Raw data ->
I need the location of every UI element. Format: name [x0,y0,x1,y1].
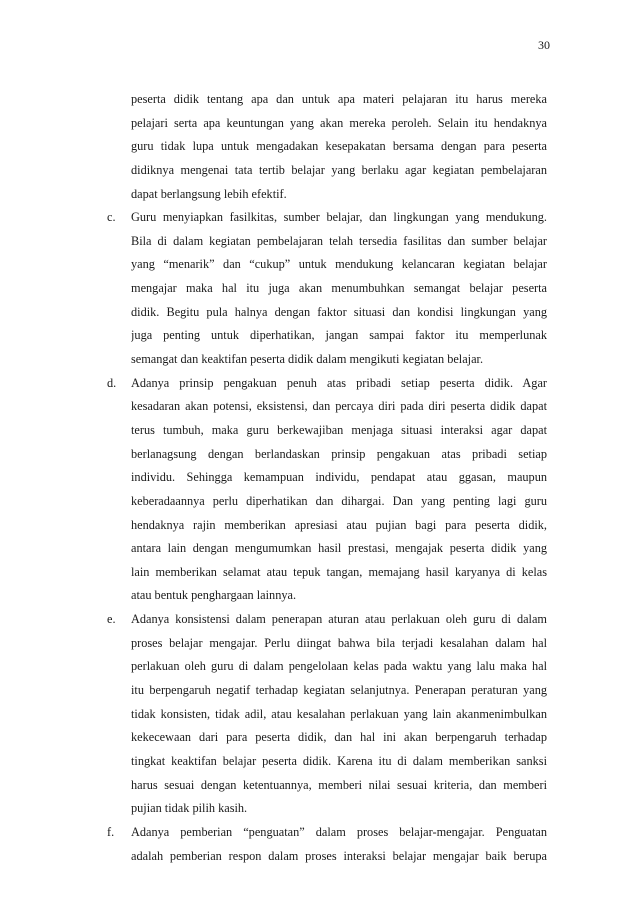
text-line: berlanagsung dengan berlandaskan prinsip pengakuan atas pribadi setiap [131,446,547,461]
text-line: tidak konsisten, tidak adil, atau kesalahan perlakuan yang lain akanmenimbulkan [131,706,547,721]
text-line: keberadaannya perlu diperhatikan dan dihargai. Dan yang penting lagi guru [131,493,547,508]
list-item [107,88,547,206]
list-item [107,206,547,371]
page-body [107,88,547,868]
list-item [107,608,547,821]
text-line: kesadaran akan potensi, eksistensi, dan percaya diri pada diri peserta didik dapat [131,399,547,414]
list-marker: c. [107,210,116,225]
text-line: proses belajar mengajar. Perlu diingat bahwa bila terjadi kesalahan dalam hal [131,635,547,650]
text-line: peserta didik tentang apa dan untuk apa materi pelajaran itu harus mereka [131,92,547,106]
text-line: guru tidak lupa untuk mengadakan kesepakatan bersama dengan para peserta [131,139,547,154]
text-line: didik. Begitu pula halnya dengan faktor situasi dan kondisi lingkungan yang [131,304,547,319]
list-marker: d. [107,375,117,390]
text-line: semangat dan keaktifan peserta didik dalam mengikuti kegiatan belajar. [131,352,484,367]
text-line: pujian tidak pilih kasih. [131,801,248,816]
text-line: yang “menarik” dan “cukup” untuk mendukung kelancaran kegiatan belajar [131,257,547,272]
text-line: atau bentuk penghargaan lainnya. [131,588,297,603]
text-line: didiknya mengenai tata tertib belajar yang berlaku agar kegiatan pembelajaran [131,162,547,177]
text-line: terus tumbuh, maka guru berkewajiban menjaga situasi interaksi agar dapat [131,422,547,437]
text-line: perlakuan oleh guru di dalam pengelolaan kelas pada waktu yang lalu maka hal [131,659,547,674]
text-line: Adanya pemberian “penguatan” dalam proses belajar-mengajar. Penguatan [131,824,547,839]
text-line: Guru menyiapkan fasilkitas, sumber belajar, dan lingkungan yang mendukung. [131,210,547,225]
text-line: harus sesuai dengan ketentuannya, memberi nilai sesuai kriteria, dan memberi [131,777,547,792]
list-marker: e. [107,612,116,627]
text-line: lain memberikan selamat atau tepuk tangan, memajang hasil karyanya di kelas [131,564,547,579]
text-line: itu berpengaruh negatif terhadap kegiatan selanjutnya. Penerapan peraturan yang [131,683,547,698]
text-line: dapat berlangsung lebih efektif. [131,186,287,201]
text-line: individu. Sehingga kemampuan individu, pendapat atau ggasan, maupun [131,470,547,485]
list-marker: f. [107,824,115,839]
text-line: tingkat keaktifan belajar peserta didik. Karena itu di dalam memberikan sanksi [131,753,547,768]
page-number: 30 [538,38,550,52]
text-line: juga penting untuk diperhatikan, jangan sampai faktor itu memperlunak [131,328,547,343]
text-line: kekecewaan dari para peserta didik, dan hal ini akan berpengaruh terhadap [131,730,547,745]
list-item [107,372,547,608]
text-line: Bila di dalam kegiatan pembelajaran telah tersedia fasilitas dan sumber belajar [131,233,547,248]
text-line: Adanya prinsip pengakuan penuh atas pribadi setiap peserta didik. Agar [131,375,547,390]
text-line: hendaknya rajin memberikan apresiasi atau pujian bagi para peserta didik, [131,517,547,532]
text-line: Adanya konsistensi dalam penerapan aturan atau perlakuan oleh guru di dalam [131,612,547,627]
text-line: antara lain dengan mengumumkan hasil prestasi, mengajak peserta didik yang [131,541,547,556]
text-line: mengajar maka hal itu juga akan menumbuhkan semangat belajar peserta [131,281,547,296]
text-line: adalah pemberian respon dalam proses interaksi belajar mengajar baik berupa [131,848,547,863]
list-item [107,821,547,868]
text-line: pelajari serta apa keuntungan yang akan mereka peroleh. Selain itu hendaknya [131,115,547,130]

Task directions -> Can you retype all of the lines above character for character, leaving the picture out?

Solution to this exercise ->
I need the location of every UI element. Format: name [x0,y0,x1,y1].
text-line: berlanagsung dengan berlandaskan prinsip pengakuan atas pribadi setiap [131,446,547,461]
text-line: tidak konsisten, tidak adil, atau kesalahan perlakuan yang lain akanmenimbulkan [131,706,547,721]
text-line: keberadaannya perlu diperhatikan dan dihargai. Dan yang penting lagi guru [131,493,547,508]
list-item [107,88,547,206]
list-item [107,206,547,371]
page-body [107,88,547,868]
list-item [107,608,547,821]
text-line: kesadaran akan potensi, eksistensi, dan percaya diri pada diri peserta didik dapat [131,399,547,414]
list-marker: c. [107,210,116,225]
text-line: proses belajar mengajar. Perlu diingat bahwa bila terjadi kesalahan dalam hal [131,635,547,650]
text-line: peserta didik tentang apa dan untuk apa materi pelajaran itu harus mereka [131,92,547,106]
text-line: guru tidak lupa untuk mengadakan kesepakatan bersama dengan para peserta [131,139,547,154]
text-line: didik. Begitu pula halnya dengan faktor situasi dan kondisi lingkungan yang [131,304,547,319]
list-marker: d. [107,375,117,390]
text-line: semangat dan keaktifan peserta didik dalam mengikuti kegiatan belajar. [131,352,484,367]
text-line: pujian tidak pilih kasih. [131,801,248,816]
text-line: yang “menarik” dan “cukup” untuk mendukung kelancaran kegiatan belajar [131,257,547,272]
text-line: atau bentuk penghargaan lainnya. [131,588,297,603]
text-line: didiknya mengenai tata tertib belajar yang berlaku agar kegiatan pembelajaran [131,162,547,177]
text-line: terus tumbuh, maka guru berkewajiban menjaga situasi interaksi agar dapat [131,422,547,437]
text-line: perlakuan oleh guru di dalam pengelolaan kelas pada waktu yang lalu maka hal [131,659,547,674]
text-line: Adanya pemberian “penguatan” dalam proses belajar-mengajar. Penguatan [131,824,547,839]
text-line: Guru menyiapkan fasilkitas, sumber belajar, dan lingkungan yang mendukung. [131,210,547,225]
text-line: harus sesuai dengan ketentuannya, memberi nilai sesuai kriteria, dan memberi [131,777,547,792]
list-marker: e. [107,612,116,627]
text-line: lain memberikan selamat atau tepuk tangan, memajang hasil karyanya di kelas [131,564,547,579]
text-line: itu berpengaruh negatif terhadap kegiatan selanjutnya. Penerapan peraturan yang [131,683,547,698]
text-line: dapat berlangsung lebih efektif. [131,186,287,201]
text-line: individu. Sehingga kemampuan individu, pendapat atau ggasan, maupun [131,470,547,485]
list-marker: f. [107,824,115,839]
text-line: tingkat keaktifan belajar peserta didik. Karena itu di dalam memberikan sanksi [131,753,547,768]
page-number: 30 [538,38,550,52]
text-line: juga penting untuk diperhatikan, jangan sampai faktor itu memperlunak [131,328,547,343]
text-line: kekecewaan dari para peserta didik, dan hal ini akan berpengaruh terhadap [131,730,547,745]
list-item [107,372,547,608]
text-line: Bila di dalam kegiatan pembelajaran telah tersedia fasilitas dan sumber belajar [131,233,547,248]
text-line: Adanya prinsip pengakuan penuh atas pribadi setiap peserta didik. Agar [131,375,547,390]
text-line: hendaknya rajin memberikan apresiasi atau pujian bagi para peserta didik, [131,517,547,532]
text-line: Adanya konsistensi dalam penerapan aturan atau perlakuan oleh guru di dalam [131,612,547,627]
text-line: antara lain dengan mengumumkan hasil prestasi, mengajak peserta didik yang [131,541,547,556]
text-line: mengajar maka hal itu juga akan menumbuhkan semangat belajar peserta [131,281,547,296]
text-line: adalah pemberian respon dalam proses interaksi belajar mengajar baik berupa [131,848,547,863]
list-item [107,821,547,868]
text-line: pelajari serta apa keuntungan yang akan mereka peroleh. Selain itu hendaknya [131,115,547,130]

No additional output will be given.